▸ DATA SUPPLIED
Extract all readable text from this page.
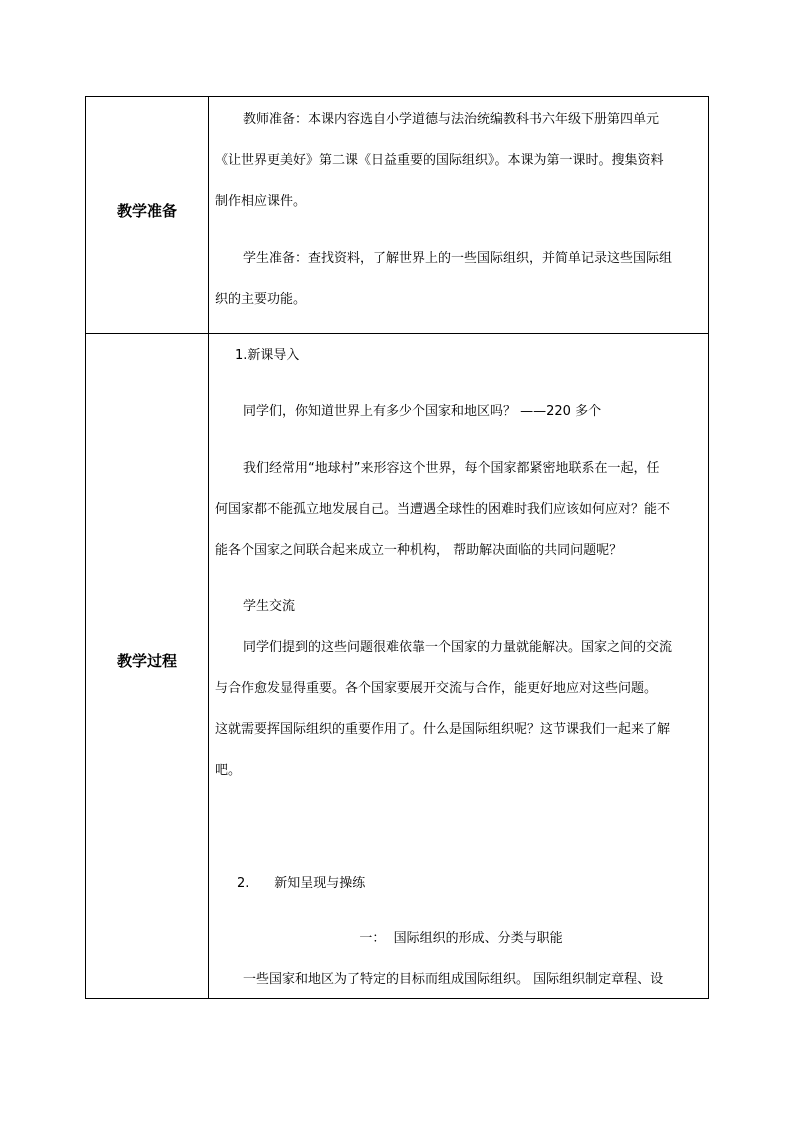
教学准备
教师准备：本课内容选自小学道德与法治统编教科书六年级下册第四单元
《让世界更美好》第二课《日益重要的国际组织》。本课为第一课时。搜集资料
制作相应课件。
学生准备：查找资料，了解世界上的一些国际组织，并简单记录这些国际组
织的主要功能。
教学过程
1.新课导入
同学们，你知道世界上有多少个国家和地区吗？ ——220 多个
我们经常用“地球村”来形容这个世界，每个国家都紧密地联系在一起，任
何国家都不能孤立地发展自己。当遭遇全球性的困难时我们应该如何应对？能不
能各个国家之间联合起来成立一种机构， 帮助解决面临的共同问题呢？
学生交流
同学们提到的这些问题很难依靠一个国家的力量就能解决。国家之间的交流
与合作愈发显得重要。各个国家要展开交流与合作，能更好地应对这些问题。
这就需要挥国际组织的重要作用了。什么是国际组织呢？这节课我们一起来了解
吧。
2.      新知呈现与操练
一：  国际组织的形成、分类与职能
一些国家和地区为了特定的目标而组成国际组织。 国际组织制定章程、设
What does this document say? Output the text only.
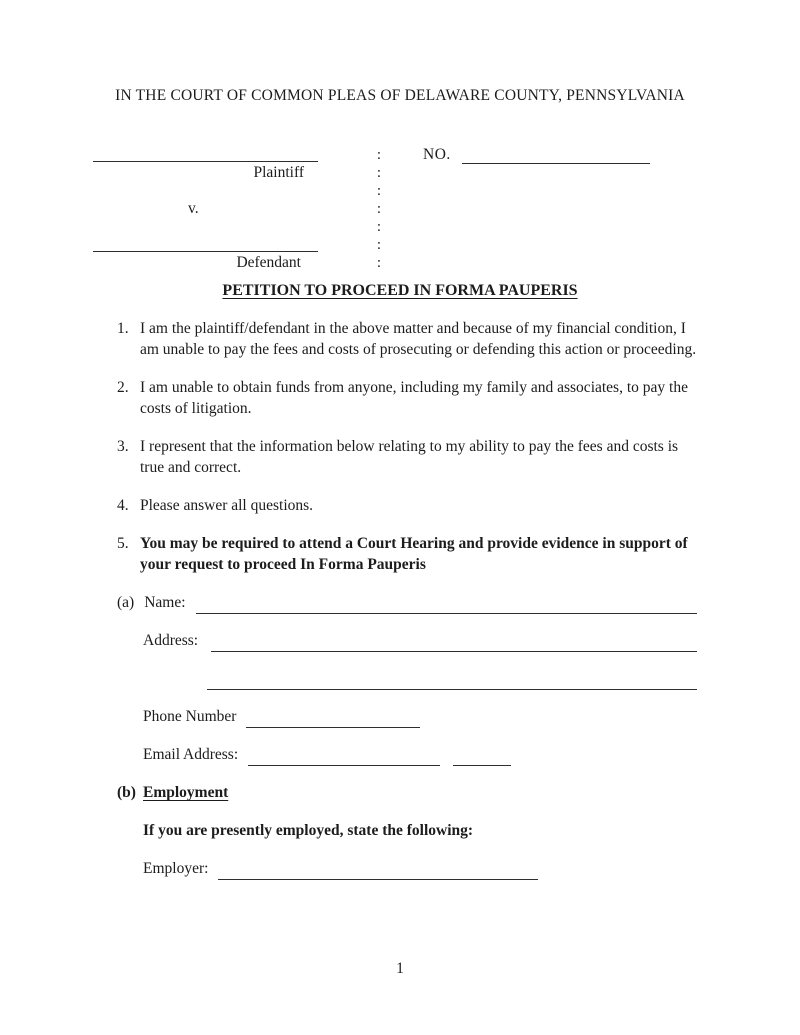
IN THE COURT OF COMMON PLEAS OF DELAWARE COUNTY, PENNSYLVANIA
Plaintiff
v.
Defendant
:
:
:
:
:
:
:
NO.
PETITION TO PROCEED IN FORMA PAUPERIS
1. I am the plaintiff/defendant in the above matter and because of my financial condition, I am unable to pay the fees and costs of prosecuting or defending this action or proceeding.
2. I am unable to obtain funds from anyone, including my family and associates, to pay the costs of litigation.
3. I represent that the information below relating to my ability to pay the fees and costs is true and correct.
4. Please answer all questions.
5. You may be required to attend a Court Hearing and provide evidence in support of your request to proceed In Forma Pauperis
(a) Name:
Address:
Phone Number
Email Address:
(b) Employment
If you are presently employed, state the following:
Employer:
1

▸ INSTRUCTIONS FOR THE TASK
Quote verbatim every line starting at the line that contains "What does this" and ending with the last line of the records; omit all pictures.

▸ THE ANSWER
What does this document say? Output the text only.
IN THE COURT OF COMMON PLEAS OF DELAWARE COUNTY, PENNSYLVANIA
Plaintiff
v.
Defendant
:
:
:
:
:
:
:
NO.
PETITION TO PROCEED IN FORMA PAUPERIS
1. I am the plaintiff/defendant in the above matter and because of my financial condition, I am unable to pay the fees and costs of prosecuting or defending this action or proceeding.
2. I am unable to obtain funds from anyone, including my family and associates, to pay the costs of litigation.
3. I represent that the information below relating to my ability to pay the fees and costs is true and correct.
4. Please answer all questions.
5. You may be required to attend a Court Hearing and provide evidence in support of your request to proceed In Forma Pauperis
(a) Name:
Address:
Phone Number
Email Address:
(b) Employment
If you are presently employed, state the following:
Employer:
1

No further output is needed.